### Given entries ###

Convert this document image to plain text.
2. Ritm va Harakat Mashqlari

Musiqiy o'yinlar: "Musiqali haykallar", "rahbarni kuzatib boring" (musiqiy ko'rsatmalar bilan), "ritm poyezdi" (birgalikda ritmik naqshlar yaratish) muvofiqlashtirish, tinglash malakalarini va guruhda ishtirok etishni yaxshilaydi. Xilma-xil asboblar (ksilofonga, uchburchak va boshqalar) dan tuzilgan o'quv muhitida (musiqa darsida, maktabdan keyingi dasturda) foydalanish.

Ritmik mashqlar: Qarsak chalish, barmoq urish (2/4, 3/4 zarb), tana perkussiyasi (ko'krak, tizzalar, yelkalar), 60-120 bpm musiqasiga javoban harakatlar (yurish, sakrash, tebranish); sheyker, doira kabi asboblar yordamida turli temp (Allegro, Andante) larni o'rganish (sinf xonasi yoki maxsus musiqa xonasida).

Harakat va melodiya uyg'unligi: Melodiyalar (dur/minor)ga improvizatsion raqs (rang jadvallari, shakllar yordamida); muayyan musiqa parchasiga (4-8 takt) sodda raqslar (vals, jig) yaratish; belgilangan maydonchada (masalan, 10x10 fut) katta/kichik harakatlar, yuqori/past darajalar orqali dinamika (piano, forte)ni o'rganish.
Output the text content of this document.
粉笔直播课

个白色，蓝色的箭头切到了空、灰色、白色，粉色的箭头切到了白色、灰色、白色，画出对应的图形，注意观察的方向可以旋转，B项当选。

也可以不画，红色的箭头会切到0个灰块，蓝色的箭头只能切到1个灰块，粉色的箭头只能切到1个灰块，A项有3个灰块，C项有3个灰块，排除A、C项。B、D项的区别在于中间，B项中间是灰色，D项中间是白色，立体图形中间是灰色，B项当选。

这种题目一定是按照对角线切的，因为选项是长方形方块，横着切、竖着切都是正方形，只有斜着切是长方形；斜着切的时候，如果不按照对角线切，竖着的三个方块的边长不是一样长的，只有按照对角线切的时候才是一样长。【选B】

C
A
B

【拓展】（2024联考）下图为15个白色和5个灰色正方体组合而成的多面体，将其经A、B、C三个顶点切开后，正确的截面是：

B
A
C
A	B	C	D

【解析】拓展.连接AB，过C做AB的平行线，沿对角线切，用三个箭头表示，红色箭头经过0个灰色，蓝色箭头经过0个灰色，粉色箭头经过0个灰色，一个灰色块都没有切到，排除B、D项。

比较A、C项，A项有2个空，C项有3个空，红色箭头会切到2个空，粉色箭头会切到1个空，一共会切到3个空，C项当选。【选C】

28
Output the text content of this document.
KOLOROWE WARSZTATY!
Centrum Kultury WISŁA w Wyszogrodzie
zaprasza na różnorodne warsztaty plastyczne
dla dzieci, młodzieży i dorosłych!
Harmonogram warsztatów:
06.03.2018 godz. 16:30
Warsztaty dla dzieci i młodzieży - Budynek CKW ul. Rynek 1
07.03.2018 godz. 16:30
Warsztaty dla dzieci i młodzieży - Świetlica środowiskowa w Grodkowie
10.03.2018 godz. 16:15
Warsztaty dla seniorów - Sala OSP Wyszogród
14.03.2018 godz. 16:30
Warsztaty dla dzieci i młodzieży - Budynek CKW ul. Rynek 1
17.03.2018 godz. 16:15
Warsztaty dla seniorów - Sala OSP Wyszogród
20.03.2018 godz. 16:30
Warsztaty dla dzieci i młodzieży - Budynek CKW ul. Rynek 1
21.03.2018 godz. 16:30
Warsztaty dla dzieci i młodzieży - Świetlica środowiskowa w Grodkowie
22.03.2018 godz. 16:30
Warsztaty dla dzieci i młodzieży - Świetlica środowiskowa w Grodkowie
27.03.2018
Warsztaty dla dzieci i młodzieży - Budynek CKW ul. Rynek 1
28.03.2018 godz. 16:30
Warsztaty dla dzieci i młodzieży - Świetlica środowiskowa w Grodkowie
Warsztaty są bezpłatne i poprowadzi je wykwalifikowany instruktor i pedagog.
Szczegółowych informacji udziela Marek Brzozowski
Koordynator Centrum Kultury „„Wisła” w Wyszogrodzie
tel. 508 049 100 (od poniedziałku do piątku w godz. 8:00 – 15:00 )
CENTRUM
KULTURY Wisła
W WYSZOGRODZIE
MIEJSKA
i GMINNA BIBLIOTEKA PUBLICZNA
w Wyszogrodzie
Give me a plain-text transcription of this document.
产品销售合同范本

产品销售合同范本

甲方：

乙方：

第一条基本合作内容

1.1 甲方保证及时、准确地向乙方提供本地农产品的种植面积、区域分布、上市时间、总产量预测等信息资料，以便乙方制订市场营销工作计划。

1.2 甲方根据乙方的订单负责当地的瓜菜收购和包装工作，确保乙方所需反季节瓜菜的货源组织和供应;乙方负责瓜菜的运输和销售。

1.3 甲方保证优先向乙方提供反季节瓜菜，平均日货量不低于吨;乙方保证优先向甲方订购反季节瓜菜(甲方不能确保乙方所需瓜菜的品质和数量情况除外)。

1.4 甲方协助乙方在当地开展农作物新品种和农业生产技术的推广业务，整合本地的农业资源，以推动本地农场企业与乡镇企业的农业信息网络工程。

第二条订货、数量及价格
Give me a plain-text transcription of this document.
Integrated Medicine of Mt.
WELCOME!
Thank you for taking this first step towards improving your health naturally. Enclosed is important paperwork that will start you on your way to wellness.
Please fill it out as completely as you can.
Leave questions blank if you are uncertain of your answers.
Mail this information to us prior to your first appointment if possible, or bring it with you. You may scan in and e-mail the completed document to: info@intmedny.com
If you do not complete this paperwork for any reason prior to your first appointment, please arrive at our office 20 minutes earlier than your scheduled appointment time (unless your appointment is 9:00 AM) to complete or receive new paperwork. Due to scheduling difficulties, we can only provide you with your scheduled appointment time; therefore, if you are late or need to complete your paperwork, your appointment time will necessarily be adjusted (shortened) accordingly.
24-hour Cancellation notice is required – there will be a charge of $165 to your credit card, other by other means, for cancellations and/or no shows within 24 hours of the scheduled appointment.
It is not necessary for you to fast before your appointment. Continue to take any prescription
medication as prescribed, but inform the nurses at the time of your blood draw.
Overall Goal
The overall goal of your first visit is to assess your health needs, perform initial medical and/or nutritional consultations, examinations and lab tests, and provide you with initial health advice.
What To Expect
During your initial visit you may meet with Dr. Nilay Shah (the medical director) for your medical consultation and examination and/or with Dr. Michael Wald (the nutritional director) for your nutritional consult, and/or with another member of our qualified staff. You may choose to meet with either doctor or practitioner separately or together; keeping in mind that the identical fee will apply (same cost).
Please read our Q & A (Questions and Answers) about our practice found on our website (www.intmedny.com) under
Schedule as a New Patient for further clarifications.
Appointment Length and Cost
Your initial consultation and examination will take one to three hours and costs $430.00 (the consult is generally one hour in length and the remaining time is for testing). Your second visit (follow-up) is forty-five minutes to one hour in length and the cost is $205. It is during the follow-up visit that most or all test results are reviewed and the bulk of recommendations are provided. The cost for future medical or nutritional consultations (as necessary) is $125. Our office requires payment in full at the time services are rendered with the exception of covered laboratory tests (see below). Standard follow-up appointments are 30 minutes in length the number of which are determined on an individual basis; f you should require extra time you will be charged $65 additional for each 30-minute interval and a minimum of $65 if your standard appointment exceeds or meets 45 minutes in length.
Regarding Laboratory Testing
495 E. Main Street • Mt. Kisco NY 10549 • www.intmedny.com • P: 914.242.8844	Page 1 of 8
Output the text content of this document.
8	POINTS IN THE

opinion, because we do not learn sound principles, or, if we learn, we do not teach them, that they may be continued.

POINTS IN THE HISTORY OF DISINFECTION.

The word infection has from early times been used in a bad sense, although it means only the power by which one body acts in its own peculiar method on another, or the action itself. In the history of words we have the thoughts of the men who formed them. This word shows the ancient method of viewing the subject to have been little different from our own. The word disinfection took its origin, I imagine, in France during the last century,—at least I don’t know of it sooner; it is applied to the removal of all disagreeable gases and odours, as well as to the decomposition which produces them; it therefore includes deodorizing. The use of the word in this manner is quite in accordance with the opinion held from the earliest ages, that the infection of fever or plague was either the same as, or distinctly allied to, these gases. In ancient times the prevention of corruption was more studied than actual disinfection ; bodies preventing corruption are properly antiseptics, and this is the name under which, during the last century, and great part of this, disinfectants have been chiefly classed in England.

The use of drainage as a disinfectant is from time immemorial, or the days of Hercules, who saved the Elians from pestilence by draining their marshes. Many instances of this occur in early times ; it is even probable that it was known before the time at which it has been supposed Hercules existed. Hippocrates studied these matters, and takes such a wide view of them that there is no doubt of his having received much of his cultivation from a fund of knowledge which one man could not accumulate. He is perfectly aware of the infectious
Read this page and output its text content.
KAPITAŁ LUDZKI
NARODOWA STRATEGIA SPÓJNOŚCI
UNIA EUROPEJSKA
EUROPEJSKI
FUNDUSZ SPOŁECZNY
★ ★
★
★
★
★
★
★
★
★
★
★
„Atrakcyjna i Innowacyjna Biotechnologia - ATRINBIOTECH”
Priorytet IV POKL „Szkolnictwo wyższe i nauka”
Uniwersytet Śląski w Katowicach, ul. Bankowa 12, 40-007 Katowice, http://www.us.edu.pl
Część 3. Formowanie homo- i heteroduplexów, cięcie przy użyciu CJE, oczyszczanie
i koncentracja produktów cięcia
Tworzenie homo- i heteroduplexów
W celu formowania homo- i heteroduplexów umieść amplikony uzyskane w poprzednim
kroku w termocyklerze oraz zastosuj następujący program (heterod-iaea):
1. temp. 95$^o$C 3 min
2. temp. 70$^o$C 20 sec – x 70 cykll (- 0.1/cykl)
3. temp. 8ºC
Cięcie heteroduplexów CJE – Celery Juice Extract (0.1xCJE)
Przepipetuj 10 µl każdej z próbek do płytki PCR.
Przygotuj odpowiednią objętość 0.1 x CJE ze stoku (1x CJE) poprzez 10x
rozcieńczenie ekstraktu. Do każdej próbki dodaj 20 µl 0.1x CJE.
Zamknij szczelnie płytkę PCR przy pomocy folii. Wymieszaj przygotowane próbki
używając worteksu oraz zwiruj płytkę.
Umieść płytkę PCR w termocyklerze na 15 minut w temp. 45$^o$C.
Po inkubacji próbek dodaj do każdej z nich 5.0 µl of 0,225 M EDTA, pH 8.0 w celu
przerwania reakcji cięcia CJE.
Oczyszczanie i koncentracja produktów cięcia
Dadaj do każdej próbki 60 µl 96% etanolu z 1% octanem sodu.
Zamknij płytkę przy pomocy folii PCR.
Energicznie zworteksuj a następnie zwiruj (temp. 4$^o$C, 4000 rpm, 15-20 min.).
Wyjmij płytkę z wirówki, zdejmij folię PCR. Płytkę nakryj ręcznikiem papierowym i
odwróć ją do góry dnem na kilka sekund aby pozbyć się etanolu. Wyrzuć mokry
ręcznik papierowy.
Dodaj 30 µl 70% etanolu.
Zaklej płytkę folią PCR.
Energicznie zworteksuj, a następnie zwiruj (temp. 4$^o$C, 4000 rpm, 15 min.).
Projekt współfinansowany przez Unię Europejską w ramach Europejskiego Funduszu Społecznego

###

» **Set task**: In the listing, find all lines with the string "hours" and copy them.

» **Result**:
24-hour Cancellation notice is required – there will be a charge of $165 to your credit card, other by other means, for cancellations and/or no shows within 24 hours of the scheduled appointment.
Your initial consultation and examination will take one to three hours and costs $430.00 (the consult is generally one hour in length and the remaining time is for testing). Your second visit (follow-up) is forty-five minutes to one hour in length and the cost is $205. It is during the follow-up visit that most or all test results are reviewed and the bulk of recommendations are provided. The cost for future medical or nutritional consultations (as necessary) is $125. Our office requires payment in full at the time services are rendered with the exception of covered laboratory tests (see below). Standard follow-up appointments are 30 minutes in length the number of which are determined on an individual basis; f you should require extra time you will be charged $65 additional for each 30-minute interval and a minimum of $65 if your standard appointment exceeds or meets 45 minutes in length.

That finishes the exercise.